(Rows from a figure dataset)
▬▬▬▬▬▬▬▬▬▬

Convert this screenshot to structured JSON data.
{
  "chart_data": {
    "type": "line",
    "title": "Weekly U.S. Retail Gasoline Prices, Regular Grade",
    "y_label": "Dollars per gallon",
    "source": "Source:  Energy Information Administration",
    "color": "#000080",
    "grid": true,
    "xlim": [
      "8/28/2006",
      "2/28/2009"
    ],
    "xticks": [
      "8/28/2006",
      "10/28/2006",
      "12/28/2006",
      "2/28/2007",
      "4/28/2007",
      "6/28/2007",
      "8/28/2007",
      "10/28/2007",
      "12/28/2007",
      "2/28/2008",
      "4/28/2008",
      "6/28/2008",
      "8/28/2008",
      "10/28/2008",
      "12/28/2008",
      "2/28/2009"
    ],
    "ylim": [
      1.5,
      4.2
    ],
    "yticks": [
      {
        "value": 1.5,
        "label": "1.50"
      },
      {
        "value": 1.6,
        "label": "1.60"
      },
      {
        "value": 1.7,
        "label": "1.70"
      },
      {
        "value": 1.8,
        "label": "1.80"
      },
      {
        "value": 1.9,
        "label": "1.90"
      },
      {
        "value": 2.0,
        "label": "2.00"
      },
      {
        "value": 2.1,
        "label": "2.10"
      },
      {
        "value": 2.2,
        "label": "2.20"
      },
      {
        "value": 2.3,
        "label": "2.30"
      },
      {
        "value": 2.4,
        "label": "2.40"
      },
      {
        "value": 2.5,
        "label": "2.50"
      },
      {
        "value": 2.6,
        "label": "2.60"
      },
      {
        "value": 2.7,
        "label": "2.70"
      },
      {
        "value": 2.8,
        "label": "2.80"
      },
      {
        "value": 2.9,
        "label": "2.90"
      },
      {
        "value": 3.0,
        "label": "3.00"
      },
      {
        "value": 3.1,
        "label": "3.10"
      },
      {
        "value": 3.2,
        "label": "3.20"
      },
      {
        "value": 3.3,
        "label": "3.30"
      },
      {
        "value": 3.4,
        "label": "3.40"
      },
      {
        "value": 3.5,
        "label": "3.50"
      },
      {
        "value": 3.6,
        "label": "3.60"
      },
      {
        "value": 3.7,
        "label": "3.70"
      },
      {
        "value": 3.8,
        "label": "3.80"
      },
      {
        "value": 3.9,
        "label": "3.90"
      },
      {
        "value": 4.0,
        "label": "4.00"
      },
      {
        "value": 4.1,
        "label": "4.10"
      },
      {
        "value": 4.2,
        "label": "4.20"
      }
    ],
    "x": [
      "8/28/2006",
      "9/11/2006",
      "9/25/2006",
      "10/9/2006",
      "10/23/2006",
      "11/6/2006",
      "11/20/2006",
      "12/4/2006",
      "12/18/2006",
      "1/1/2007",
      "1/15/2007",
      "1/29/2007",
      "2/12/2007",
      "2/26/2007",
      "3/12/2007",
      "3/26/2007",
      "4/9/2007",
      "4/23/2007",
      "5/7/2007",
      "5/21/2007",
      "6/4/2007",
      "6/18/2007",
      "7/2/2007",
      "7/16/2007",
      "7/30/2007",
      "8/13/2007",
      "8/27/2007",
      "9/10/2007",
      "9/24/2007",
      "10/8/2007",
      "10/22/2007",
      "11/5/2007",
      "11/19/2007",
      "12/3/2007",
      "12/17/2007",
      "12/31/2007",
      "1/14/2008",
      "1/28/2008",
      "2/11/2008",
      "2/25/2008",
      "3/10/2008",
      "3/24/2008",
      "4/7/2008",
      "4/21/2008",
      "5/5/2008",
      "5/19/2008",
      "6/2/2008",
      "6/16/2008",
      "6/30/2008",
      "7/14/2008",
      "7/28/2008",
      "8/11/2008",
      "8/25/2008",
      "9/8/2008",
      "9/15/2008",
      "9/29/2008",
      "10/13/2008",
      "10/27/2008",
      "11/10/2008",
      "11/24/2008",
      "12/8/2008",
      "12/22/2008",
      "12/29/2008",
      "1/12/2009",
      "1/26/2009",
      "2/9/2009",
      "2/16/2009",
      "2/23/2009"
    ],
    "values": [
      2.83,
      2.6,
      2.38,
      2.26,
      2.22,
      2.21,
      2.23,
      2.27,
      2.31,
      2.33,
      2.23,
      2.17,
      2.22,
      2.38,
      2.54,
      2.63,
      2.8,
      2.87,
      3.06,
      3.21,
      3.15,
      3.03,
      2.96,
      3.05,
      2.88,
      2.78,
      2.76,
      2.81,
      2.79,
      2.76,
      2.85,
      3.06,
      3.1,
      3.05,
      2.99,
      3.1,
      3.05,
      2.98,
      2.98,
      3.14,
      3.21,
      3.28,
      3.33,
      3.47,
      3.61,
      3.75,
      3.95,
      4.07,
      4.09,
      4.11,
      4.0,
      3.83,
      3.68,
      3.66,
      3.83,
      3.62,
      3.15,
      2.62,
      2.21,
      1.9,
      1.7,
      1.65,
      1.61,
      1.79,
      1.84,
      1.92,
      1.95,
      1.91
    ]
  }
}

▬▬▬▬▬▬▬▬▬▬

Recopy the entries above in their entirety, exactly.

Convert this screenshot to structured JSON data.
{
  "chart_data": {
    "type": "line",
    "title": "Weekly U.S. Retail Gasoline Prices, Regular Grade",
    "y_label": "Dollars per gallon",
    "source": "Source:  Energy Information Administration",
    "color": "#000080",
    "grid": true,
    "xlim": [
      "8/28/2006",
      "2/28/2009"
    ],
    "xticks": [
      "8/28/2006",
      "10/28/2006",
      "12/28/2006",
      "2/28/2007",
      "4/28/2007",
      "6/28/2007",
      "8/28/2007",
      "10/28/2007",
      "12/28/2007",
      "2/28/2008",
      "4/28/2008",
      "6/28/2008",
      "8/28/2008",
      "10/28/2008",
      "12/28/2008",
      "2/28/2009"
    ],
    "ylim": [
      1.5,
      4.2
    ],
    "yticks": [
      {
        "value": 1.5,
        "label": "1.50"
      },
      {
        "value": 1.6,
        "label": "1.60"
      },
      {
        "value": 1.7,
        "label": "1.70"
      },
      {
        "value": 1.8,
        "label": "1.80"
      },
      {
        "value": 1.9,
        "label": "1.90"
      },
      {
        "value": 2.0,
        "label": "2.00"
      },
      {
        "value": 2.1,
        "label": "2.10"
      },
      {
        "value": 2.2,
        "label": "2.20"
      },
      {
        "value": 2.3,
        "label": "2.30"
      },
      {
        "value": 2.4,
        "label": "2.40"
      },
      {
        "value": 2.5,
        "label": "2.50"
      },
      {
        "value": 2.6,
        "label": "2.60"
      },
      {
        "value": 2.7,
        "label": "2.70"
      },
      {
        "value": 2.8,
        "label": "2.80"
      },
      {
        "value": 2.9,
        "label": "2.90"
      },
      {
        "value": 3.0,
        "label": "3.00"
      },
      {
        "value": 3.1,
        "label": "3.10"
      },
      {
        "value": 3.2,
        "label": "3.20"
      },
      {
        "value": 3.3,
        "label": "3.30"
      },
      {
        "value": 3.4,
        "label": "3.40"
      },
      {
        "value": 3.5,
        "label": "3.50"
      },
      {
        "value": 3.6,
        "label": "3.60"
      },
      {
        "value": 3.7,
        "label": "3.70"
      },
      {
        "value": 3.8,
        "label": "3.80"
      },
      {
        "value": 3.9,
        "label": "3.90"
      },
      {
        "value": 4.0,
        "label": "4.00"
      },
      {
        "value": 4.1,
        "label": "4.10"
      },
      {
        "value": 4.2,
        "label": "4.20"
      }
    ],
    "x": [
      "8/28/2006",
      "9/11/2006",
      "9/25/2006",
      "10/9/2006",
      "10/23/2006",
      "11/6/2006",
      "11/20/2006",
      "12/4/2006",
      "12/18/2006",
      "1/1/2007",
      "1/15/2007",
      "1/29/2007",
      "2/12/2007",
      "2/26/2007",
      "3/12/2007",
      "3/26/2007",
      "4/9/2007",
      "4/23/2007",
      "5/7/2007",
      "5/21/2007",
      "6/4/2007",
      "6/18/2007",
      "7/2/2007",
      "7/16/2007",
      "7/30/2007",
      "8/13/2007",
      "8/27/2007",
      "9/10/2007",
      "9/24/2007",
      "10/8/2007",
      "10/22/2007",
      "11/5/2007",
      "11/19/2007",
      "12/3/2007",
      "12/17/2007",
      "12/31/2007",
      "1/14/2008",
      "1/28/2008",
      "2/11/2008",
      "2/25/2008",
      "3/10/2008",
      "3/24/2008",
      "4/7/2008",
      "4/21/2008",
      "5/5/2008",
      "5/19/2008",
      "6/2/2008",
      "6/16/2008",
      "6/30/2008",
      "7/14/2008",
      "7/28/2008",
      "8/11/2008",
      "8/25/2008",
      "9/8/2008",
      "9/15/2008",
      "9/29/2008",
      "10/13/2008",
      "10/27/2008",
      "11/10/2008",
      "11/24/2008",
      "12/8/2008",
      "12/22/2008",
      "12/29/2008",
      "1/12/2009",
      "1/26/2009",
      "2/9/2009",
      "2/16/2009",
      "2/23/2009"
    ],
    "values": [
      2.83,
      2.6,
      2.38,
      2.26,
      2.22,
      2.21,
      2.23,
      2.27,
      2.31,
      2.33,
      2.23,
      2.17,
      2.22,
      2.38,
      2.54,
      2.63,
      2.8,
      2.87,
      3.06,
      3.21,
      3.15,
      3.03,
      2.96,
      3.05,
      2.88,
      2.78,
      2.76,
      2.81,
      2.79,
      2.76,
      2.85,
      3.06,
      3.1,
      3.05,
      2.99,
      3.1,
      3.05,
      2.98,
      2.98,
      3.14,
      3.21,
      3.28,
      3.33,
      3.47,
      3.61,
      3.75,
      3.95,
      4.07,
      4.09,
      4.11,
      4.0,
      3.83,
      3.68,
      3.66,
      3.83,
      3.62,
      3.15,
      2.62,
      2.21,
      1.9,
      1.7,
      1.65,
      1.61,
      1.79,
      1.84,
      1.92,
      1.95,
      1.91
    ]
  }
}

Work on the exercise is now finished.